- WHAT TO WORK ON: Copy out every line exactly, passing over the pictures.

- ENTRIES PROVIDED:
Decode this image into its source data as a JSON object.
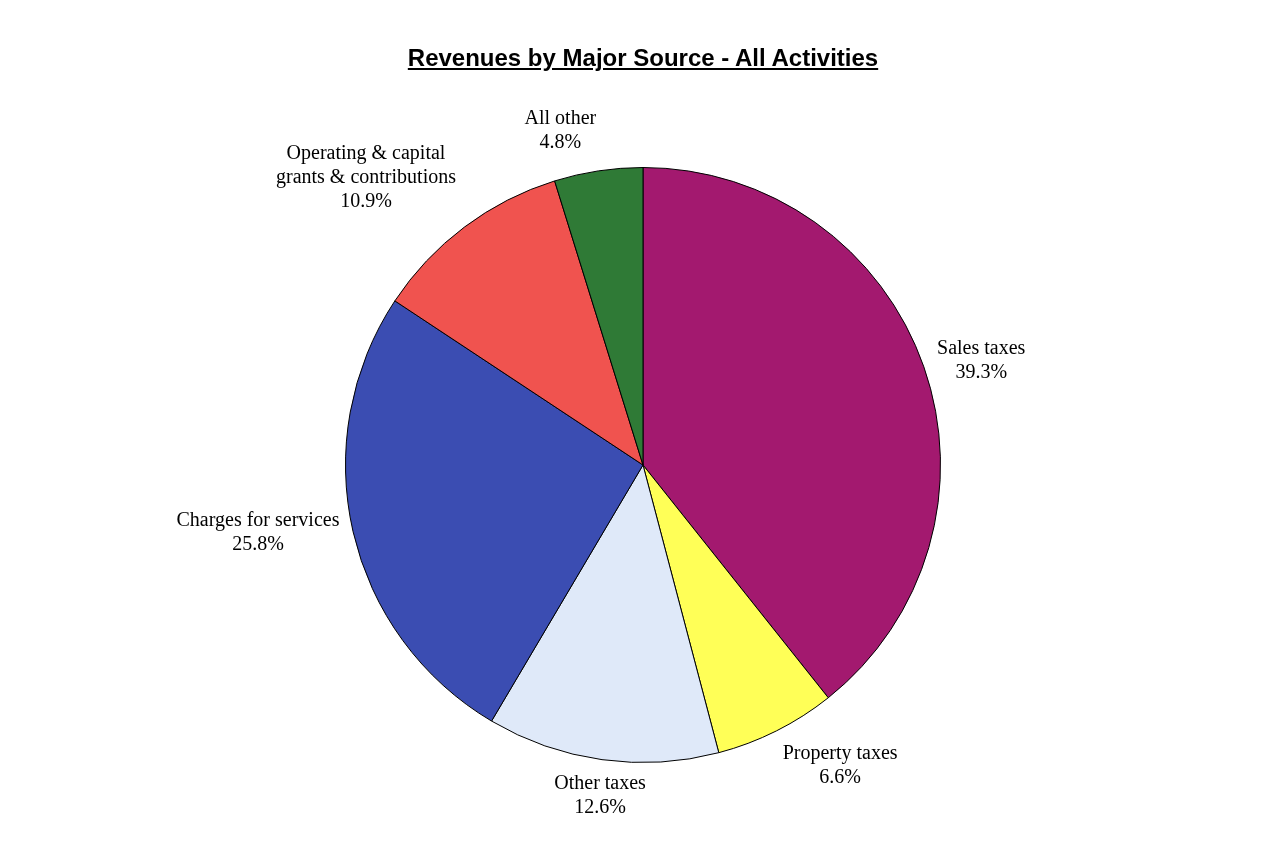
{
  "chart_data": {
    "type": "pie",
    "title": "Revenues by Major Source - All Activities",
    "categories": [
      "Sales taxes",
      "Property taxes",
      "Other taxes",
      "Charges for services",
      "Operating & capital grants & contributions",
      "All other"
    ],
    "values": [
      39.3,
      6.6,
      12.6,
      25.8,
      10.9,
      4.8
    ],
    "value_labels": [
      "39.3%",
      "6.6%",
      "12.6%",
      "25.8%",
      "10.9%",
      "4.8%"
    ],
    "colors": [
      "#a3196f",
      "#ffff57",
      "#dfe9f9",
      "#3b4db2",
      "#f0534f",
      "#2f7a36"
    ],
    "legend": false
  }
}
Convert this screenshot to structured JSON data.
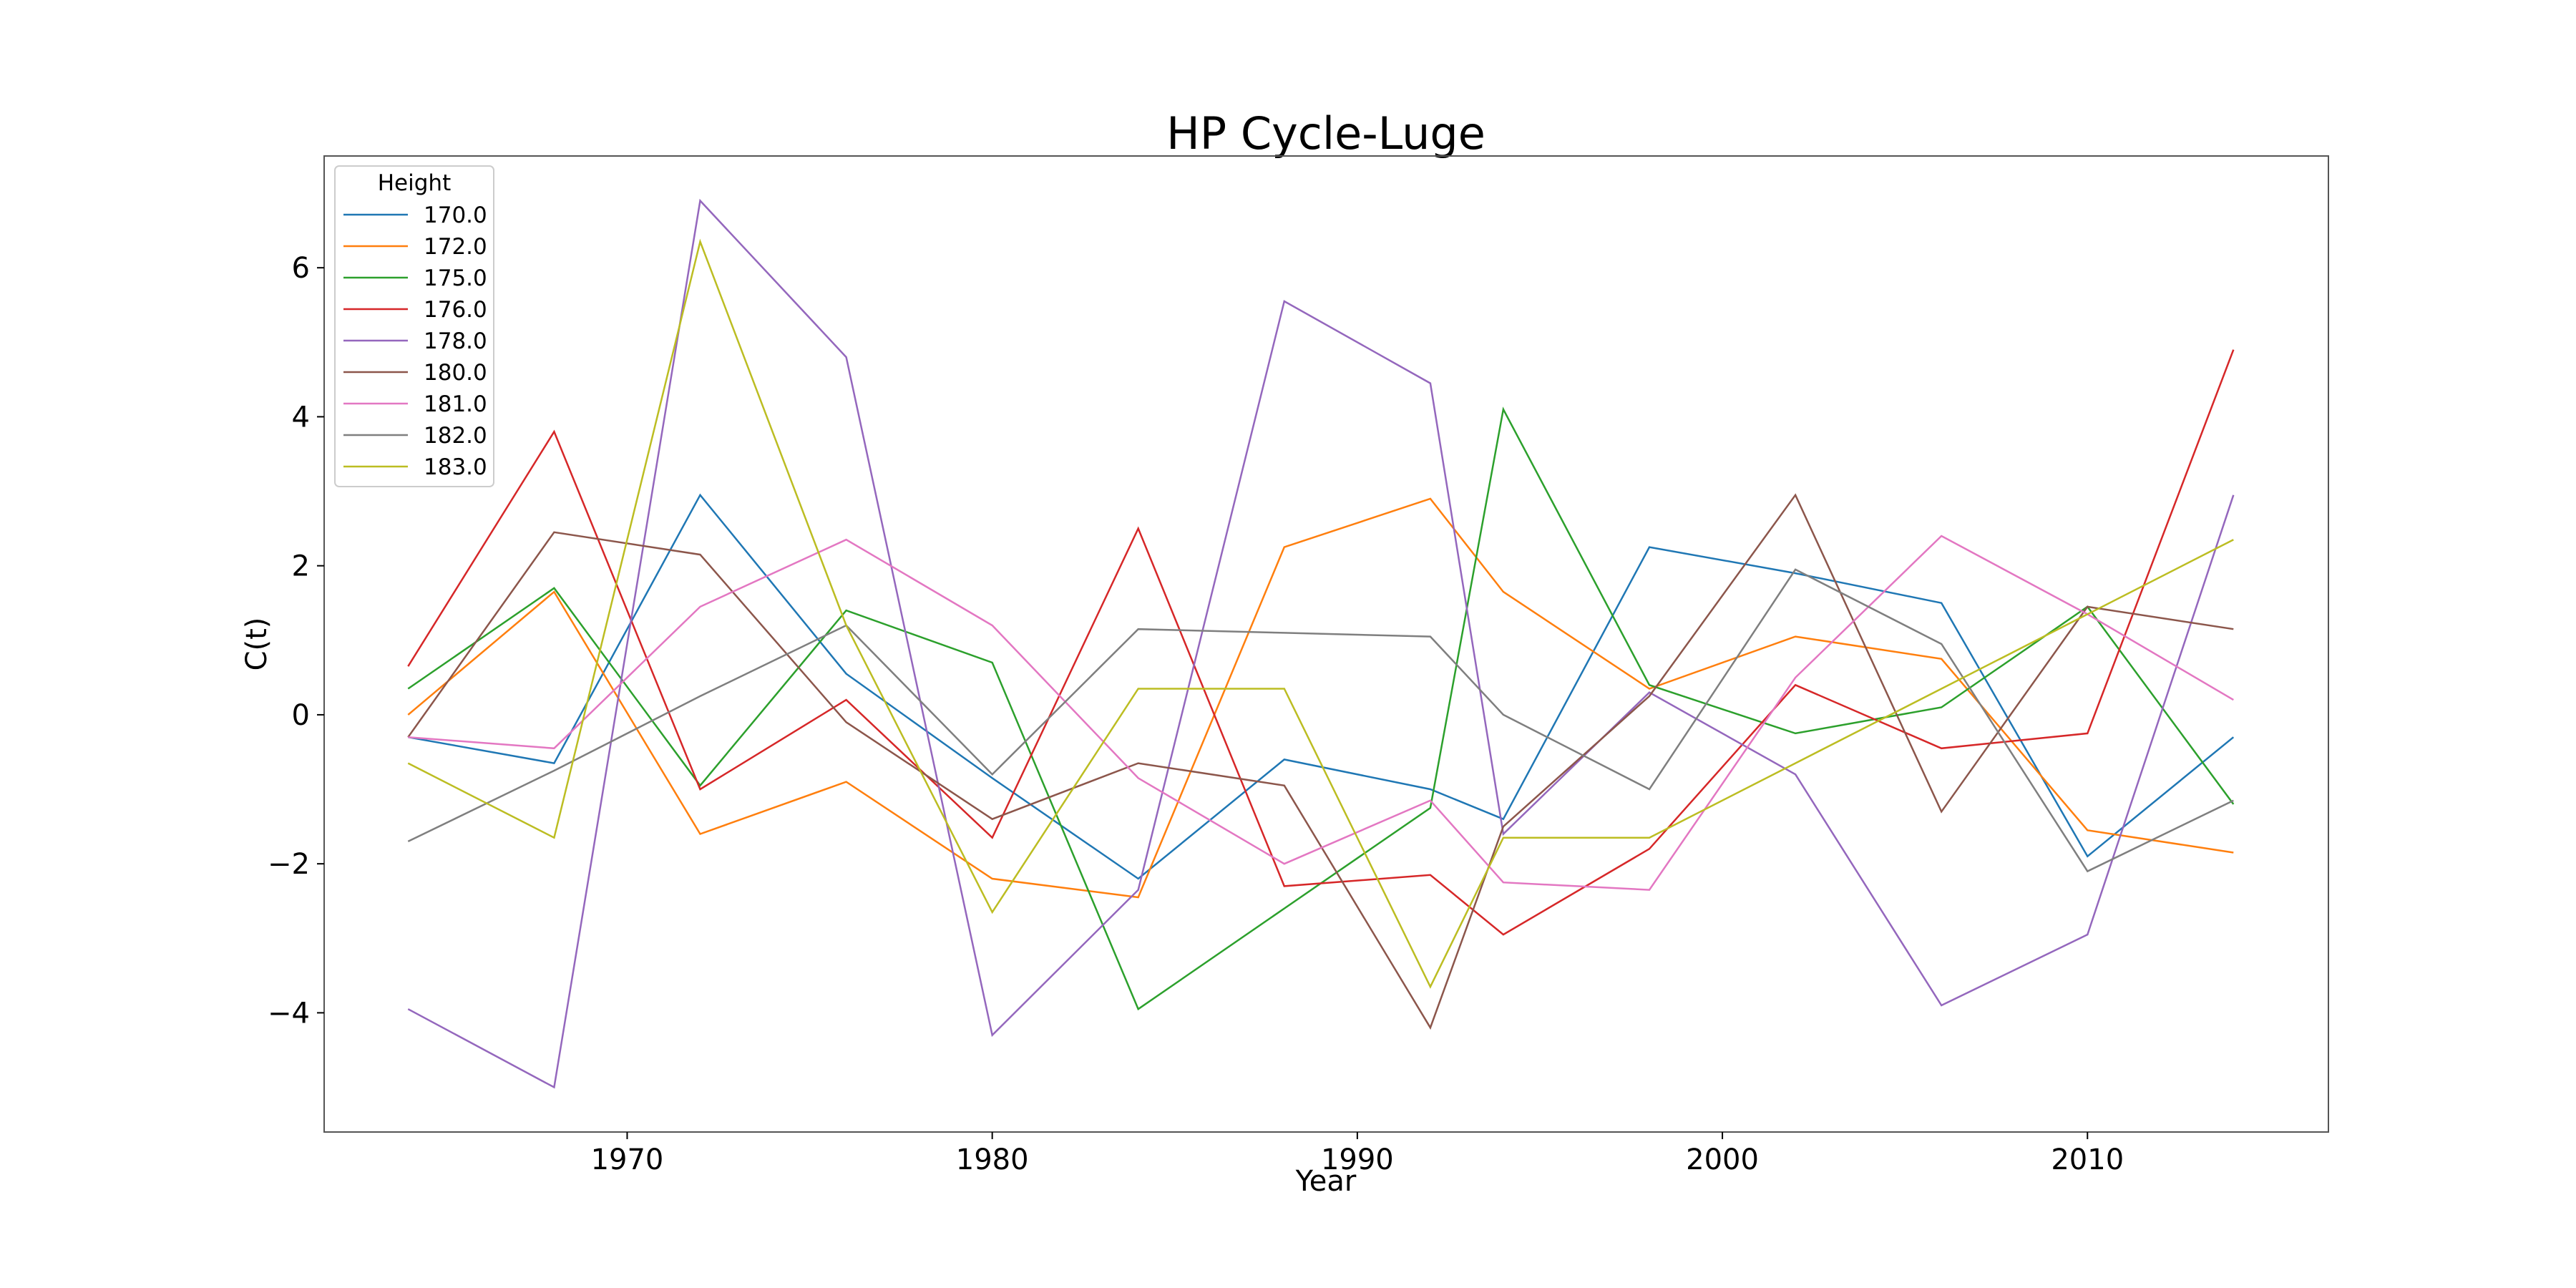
{
  "chart_data": {
    "type": "line",
    "title": "HP Cycle-Luge",
    "xlabel": "Year",
    "ylabel": "C(t)",
    "xlim": [
      1961.7,
      2016.6
    ],
    "ylim": [
      -5.6,
      7.5
    ],
    "xticks": [
      1970,
      1980,
      1990,
      2000,
      2010
    ],
    "yticks": [
      -4,
      -2,
      0,
      2,
      4,
      6
    ],
    "ytick_labels": [
      "−4",
      "−2",
      "0",
      "2",
      "4",
      "6"
    ],
    "grid": false,
    "legend": {
      "title": "Height",
      "placement": "top-left"
    },
    "series": [
      {
        "name": "170.0",
        "color": "#1f77b4",
        "x": [
          1964,
          1968,
          1972,
          1976,
          1980,
          1984,
          1988,
          1992,
          1994,
          1998,
          2002,
          2006,
          2010,
          2014
        ],
        "y": [
          -0.3,
          -0.65,
          2.95,
          0.55,
          -0.85,
          -2.2,
          -0.6,
          -1.0,
          -1.4,
          2.25,
          1.9,
          1.5,
          -1.9,
          -0.3
        ]
      },
      {
        "name": "172.0",
        "color": "#ff7f0e",
        "x": [
          1964,
          1968,
          1972,
          1976,
          1980,
          1984,
          1988,
          1992,
          1994,
          1998,
          2002,
          2006,
          2010,
          2014
        ],
        "y": [
          0.0,
          1.65,
          -1.6,
          -0.9,
          -2.2,
          -2.45,
          2.25,
          2.9,
          1.65,
          0.35,
          1.05,
          0.75,
          -1.55,
          -1.85
        ]
      },
      {
        "name": "175.0",
        "color": "#2ca02c",
        "x": [
          1964,
          1968,
          1972,
          1976,
          1980,
          1984,
          1988,
          1992,
          1994,
          1998,
          2002,
          2006,
          2010,
          2014
        ],
        "y": [
          0.35,
          1.7,
          -0.95,
          1.4,
          0.7,
          -3.95,
          -2.6,
          -1.25,
          4.1,
          0.4,
          -0.25,
          0.1,
          1.45,
          -1.2
        ]
      },
      {
        "name": "176.0",
        "color": "#d62728",
        "x": [
          1964,
          1968,
          1972,
          1976,
          1980,
          1984,
          1988,
          1992,
          1994,
          1998,
          2002,
          2006,
          2010,
          2014
        ],
        "y": [
          0.65,
          3.8,
          -1.0,
          0.2,
          -1.65,
          2.5,
          -2.3,
          -2.15,
          -2.95,
          -1.8,
          0.4,
          -0.45,
          -0.25,
          4.9
        ]
      },
      {
        "name": "178.0",
        "color": "#9467bd",
        "x": [
          1964,
          1968,
          1972,
          1976,
          1980,
          1984,
          1988,
          1992,
          1994,
          1998,
          2002,
          2006,
          2010,
          2014
        ],
        "y": [
          -3.95,
          -5.0,
          6.9,
          4.8,
          -4.3,
          -2.35,
          5.55,
          4.45,
          -1.6,
          0.3,
          -0.8,
          -3.9,
          -2.95,
          2.95
        ]
      },
      {
        "name": "180.0",
        "color": "#8c564b",
        "x": [
          1964,
          1968,
          1972,
          1976,
          1980,
          1984,
          1988,
          1992,
          1994,
          1998,
          2002,
          2006,
          2010,
          2014
        ],
        "y": [
          -0.3,
          2.45,
          2.15,
          -0.1,
          -1.4,
          -0.65,
          -0.95,
          -4.2,
          -1.5,
          0.25,
          2.95,
          -1.3,
          1.45,
          1.15
        ]
      },
      {
        "name": "181.0",
        "color": "#e377c2",
        "x": [
          1964,
          1968,
          1972,
          1976,
          1980,
          1984,
          1988,
          1992,
          1994,
          1998,
          2002,
          2006,
          2010,
          2014
        ],
        "y": [
          -0.3,
          -0.45,
          1.45,
          2.35,
          1.2,
          -0.85,
          -2.0,
          -1.15,
          -2.25,
          -2.35,
          0.5,
          2.4,
          1.35,
          0.2
        ]
      },
      {
        "name": "182.0",
        "color": "#7f7f7f",
        "x": [
          1964,
          1968,
          1972,
          1976,
          1980,
          1984,
          1988,
          1992,
          1994,
          1998,
          2002,
          2006,
          2010,
          2014
        ],
        "y": [
          -1.7,
          -0.75,
          0.25,
          1.2,
          -0.8,
          1.15,
          1.1,
          1.05,
          0.0,
          -1.0,
          1.95,
          0.95,
          -2.1,
          -1.15
        ]
      },
      {
        "name": "183.0",
        "color": "#bcbd22",
        "x": [
          1964,
          1968,
          1972,
          1976,
          1980,
          1984,
          1988,
          1992,
          1994,
          1998,
          2002,
          2006,
          2010,
          2014
        ],
        "y": [
          -0.65,
          -1.65,
          6.35,
          1.2,
          -2.65,
          0.35,
          0.35,
          -3.65,
          -1.65,
          -1.65,
          -0.65,
          0.35,
          1.35,
          2.35
        ]
      }
    ]
  }
}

- ANSWER TO THIS TASK:
Decode this image into its source data as a JSON object.
{
  "chart_data": {
    "type": "pie",
    "title": "Revenues by Major Source - All Activities",
    "categories": [
      "Sales taxes",
      "Property taxes",
      "Other taxes",
      "Charges for services",
      "Operating & capital grants & contributions",
      "All other"
    ],
    "values": [
      39.3,
      6.6,
      12.6,
      25.8,
      10.9,
      4.8
    ],
    "value_labels": [
      "39.3%",
      "6.6%",
      "12.6%",
      "25.8%",
      "10.9%",
      "4.8%"
    ],
    "colors": [
      "#a3196f",
      "#ffff57",
      "#dfe9f9",
      "#3b4db2",
      "#f0534f",
      "#2f7a36"
    ],
    "legend": false
  }
}
Convert this screenshot to structured JSON data.
{
  "chart_data": {
    "type": "line",
    "title": "HP Cycle-Luge",
    "xlabel": "Year",
    "ylabel": "C(t)",
    "xlim": [
      1961.7,
      2016.6
    ],
    "ylim": [
      -5.6,
      7.5
    ],
    "xticks": [
      1970,
      1980,
      1990,
      2000,
      2010
    ],
    "yticks": [
      -4,
      -2,
      0,
      2,
      4,
      6
    ],
    "ytick_labels": [
      "−4",
      "−2",
      "0",
      "2",
      "4",
      "6"
    ],
    "grid": false,
    "legend": {
      "title": "Height",
      "placement": "top-left"
    },
    "series": [
      {
        "name": "170.0",
        "color": "#1f77b4",
        "x": [
          1964,
          1968,
          1972,
          1976,
          1980,
          1984,
          1988,
          1992,
          1994,
          1998,
          2002,
          2006,
          2010,
          2014
        ],
        "y": [
          -0.3,
          -0.65,
          2.95,
          0.55,
          -0.85,
          -2.2,
          -0.6,
          -1.0,
          -1.4,
          2.25,
          1.9,
          1.5,
          -1.9,
          -0.3
        ]
      },
      {
        "name": "172.0",
        "color": "#ff7f0e",
        "x": [
          1964,
          1968,
          1972,
          1976,
          1980,
          1984,
          1988,
          1992,
          1994,
          1998,
          2002,
          2006,
          2010,
          2014
        ],
        "y": [
          0.0,
          1.65,
          -1.6,
          -0.9,
          -2.2,
          -2.45,
          2.25,
          2.9,
          1.65,
          0.35,
          1.05,
          0.75,
          -1.55,
          -1.85
        ]
      },
      {
        "name": "175.0",
        "color": "#2ca02c",
        "x": [
          1964,
          1968,
          1972,
          1976,
          1980,
          1984,
          1988,
          1992,
          1994,
          1998,
          2002,
          2006,
          2010,
          2014
        ],
        "y": [
          0.35,
          1.7,
          -0.95,
          1.4,
          0.7,
          -3.95,
          -2.6,
          -1.25,
          4.1,
          0.4,
          -0.25,
          0.1,
          1.45,
          -1.2
        ]
      },
      {
        "name": "176.0",
        "color": "#d62728",
        "x": [
          1964,
          1968,
          1972,
          1976,
          1980,
          1984,
          1988,
          1992,
          1994,
          1998,
          2002,
          2006,
          2010,
          2014
        ],
        "y": [
          0.65,
          3.8,
          -1.0,
          0.2,
          -1.65,
          2.5,
          -2.3,
          -2.15,
          -2.95,
          -1.8,
          0.4,
          -0.45,
          -0.25,
          4.9
        ]
      },
      {
        "name": "178.0",
        "color": "#9467bd",
        "x": [
          1964,
          1968,
          1972,
          1976,
          1980,
          1984,
          1988,
          1992,
          1994,
          1998,
          2002,
          2006,
          2010,
          2014
        ],
        "y": [
          -3.95,
          -5.0,
          6.9,
          4.8,
          -4.3,
          -2.35,
          5.55,
          4.45,
          -1.6,
          0.3,
          -0.8,
          -3.9,
          -2.95,
          2.95
        ]
      },
      {
        "name": "180.0",
        "color": "#8c564b",
        "x": [
          1964,
          1968,
          1972,
          1976,
          1980,
          1984,
          1988,
          1992,
          1994,
          1998,
          2002,
          2006,
          2010,
          2014
        ],
        "y": [
          -0.3,
          2.45,
          2.15,
          -0.1,
          -1.4,
          -0.65,
          -0.95,
          -4.2,
          -1.5,
          0.25,
          2.95,
          -1.3,
          1.45,
          1.15
        ]
      },
      {
        "name": "181.0",
        "color": "#e377c2",
        "x": [
          1964,
          1968,
          1972,
          1976,
          1980,
          1984,
          1988,
          1992,
          1994,
          1998,
          2002,
          2006,
          2010,
          2014
        ],
        "y": [
          -0.3,
          -0.45,
          1.45,
          2.35,
          1.2,
          -0.85,
          -2.0,
          -1.15,
          -2.25,
          -2.35,
          0.5,
          2.4,
          1.35,
          0.2
        ]
      },
      {
        "name": "182.0",
        "color": "#7f7f7f",
        "x": [
          1964,
          1968,
          1972,
          1976,
          1980,
          1984,
          1988,
          1992,
          1994,
          1998,
          2002,
          2006,
          2010,
          2014
        ],
        "y": [
          -1.7,
          -0.75,
          0.25,
          1.2,
          -0.8,
          1.15,
          1.1,
          1.05,
          0.0,
          -1.0,
          1.95,
          0.95,
          -2.1,
          -1.15
        ]
      },
      {
        "name": "183.0",
        "color": "#bcbd22",
        "x": [
          1964,
          1968,
          1972,
          1976,
          1980,
          1984,
          1988,
          1992,
          1994,
          1998,
          2002,
          2006,
          2010,
          2014
        ],
        "y": [
          -0.65,
          -1.65,
          6.35,
          1.2,
          -2.65,
          0.35,
          0.35,
          -3.65,
          -1.65,
          -1.65,
          -0.65,
          0.35,
          1.35,
          2.35
        ]
      }
    ]
  }
}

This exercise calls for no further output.